EXERCISE MATERIALS =
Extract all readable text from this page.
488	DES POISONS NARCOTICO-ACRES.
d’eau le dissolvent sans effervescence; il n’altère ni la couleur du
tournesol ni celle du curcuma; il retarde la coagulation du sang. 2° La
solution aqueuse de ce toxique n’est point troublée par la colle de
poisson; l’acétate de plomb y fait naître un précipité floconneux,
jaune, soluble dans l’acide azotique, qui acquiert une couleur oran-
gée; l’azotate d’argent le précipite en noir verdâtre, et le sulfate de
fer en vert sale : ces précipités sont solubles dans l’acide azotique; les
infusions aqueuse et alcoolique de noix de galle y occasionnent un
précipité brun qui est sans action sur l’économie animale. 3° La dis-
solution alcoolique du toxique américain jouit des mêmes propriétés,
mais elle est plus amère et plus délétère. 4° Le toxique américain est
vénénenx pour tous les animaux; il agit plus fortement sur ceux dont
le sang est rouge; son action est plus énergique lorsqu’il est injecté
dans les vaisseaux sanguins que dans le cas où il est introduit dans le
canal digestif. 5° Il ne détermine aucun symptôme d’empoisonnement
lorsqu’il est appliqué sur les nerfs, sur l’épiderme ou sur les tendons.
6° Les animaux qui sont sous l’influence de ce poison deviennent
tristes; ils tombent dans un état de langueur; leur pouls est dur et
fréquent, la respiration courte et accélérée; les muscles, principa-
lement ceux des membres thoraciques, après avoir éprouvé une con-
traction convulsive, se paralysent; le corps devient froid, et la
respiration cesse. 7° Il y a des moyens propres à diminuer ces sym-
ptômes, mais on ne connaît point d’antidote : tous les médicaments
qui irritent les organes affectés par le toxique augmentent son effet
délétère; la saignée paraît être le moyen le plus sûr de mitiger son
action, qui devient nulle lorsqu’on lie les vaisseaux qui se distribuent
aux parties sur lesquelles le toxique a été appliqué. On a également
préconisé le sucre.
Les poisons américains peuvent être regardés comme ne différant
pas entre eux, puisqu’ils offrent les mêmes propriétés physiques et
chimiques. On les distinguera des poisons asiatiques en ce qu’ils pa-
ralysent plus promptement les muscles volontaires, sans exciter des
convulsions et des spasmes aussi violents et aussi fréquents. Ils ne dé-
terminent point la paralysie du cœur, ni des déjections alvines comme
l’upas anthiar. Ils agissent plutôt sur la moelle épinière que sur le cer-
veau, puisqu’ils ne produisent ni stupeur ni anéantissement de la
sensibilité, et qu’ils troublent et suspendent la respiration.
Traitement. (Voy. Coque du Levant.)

WHAT NEEDS TO BE DONE = Give the material above again, word for word.

COMPLETED EXERCISE =
Extract all readable text from this page.
488	DES POISONS NARCOTICO-ACRES.
d’eau le dissolvent sans effervescence; il n’altère ni la couleur du
tournesol ni celle du curcuma; il retarde la coagulation du sang. 2° La
solution aqueuse de ce toxique n’est point troublée par la colle de
poisson; l’acétate de plomb y fait naître un précipité floconneux,
jaune, soluble dans l’acide azotique, qui acquiert une couleur oran-
gée; l’azotate d’argent le précipite en noir verdâtre, et le sulfate de
fer en vert sale : ces précipités sont solubles dans l’acide azotique; les
infusions aqueuse et alcoolique de noix de galle y occasionnent un
précipité brun qui est sans action sur l’économie animale. 3° La dis-
solution alcoolique du toxique américain jouit des mêmes propriétés,
mais elle est plus amère et plus délétère. 4° Le toxique américain est
vénénenx pour tous les animaux; il agit plus fortement sur ceux dont
le sang est rouge; son action est plus énergique lorsqu’il est injecté
dans les vaisseaux sanguins que dans le cas où il est introduit dans le
canal digestif. 5° Il ne détermine aucun symptôme d’empoisonnement
lorsqu’il est appliqué sur les nerfs, sur l’épiderme ou sur les tendons.
6° Les animaux qui sont sous l’influence de ce poison deviennent
tristes; ils tombent dans un état de langueur; leur pouls est dur et
fréquent, la respiration courte et accélérée; les muscles, principa-
lement ceux des membres thoraciques, après avoir éprouvé une con-
traction convulsive, se paralysent; le corps devient froid, et la
respiration cesse. 7° Il y a des moyens propres à diminuer ces sym-
ptômes, mais on ne connaît point d’antidote : tous les médicaments
qui irritent les organes affectés par le toxique augmentent son effet
délétère; la saignée paraît être le moyen le plus sûr de mitiger son
action, qui devient nulle lorsqu’on lie les vaisseaux qui se distribuent
aux parties sur lesquelles le toxique a été appliqué. On a également
préconisé le sucre.
Les poisons américains peuvent être regardés comme ne différant
pas entre eux, puisqu’ils offrent les mêmes propriétés physiques et
chimiques. On les distinguera des poisons asiatiques en ce qu’ils pa-
ralysent plus promptement les muscles volontaires, sans exciter des
convulsions et des spasmes aussi violents et aussi fréquents. Ils ne dé-
terminent point la paralysie du cœur, ni des déjections alvines comme
l’upas anthiar. Ils agissent plutôt sur la moelle épinière que sur le cer-
veau, puisqu’ils ne produisent ni stupeur ni anéantissement de la
sensibilité, et qu’ils troublent et suspendent la respiration.
Traitement. (Voy. Coque du Levant.)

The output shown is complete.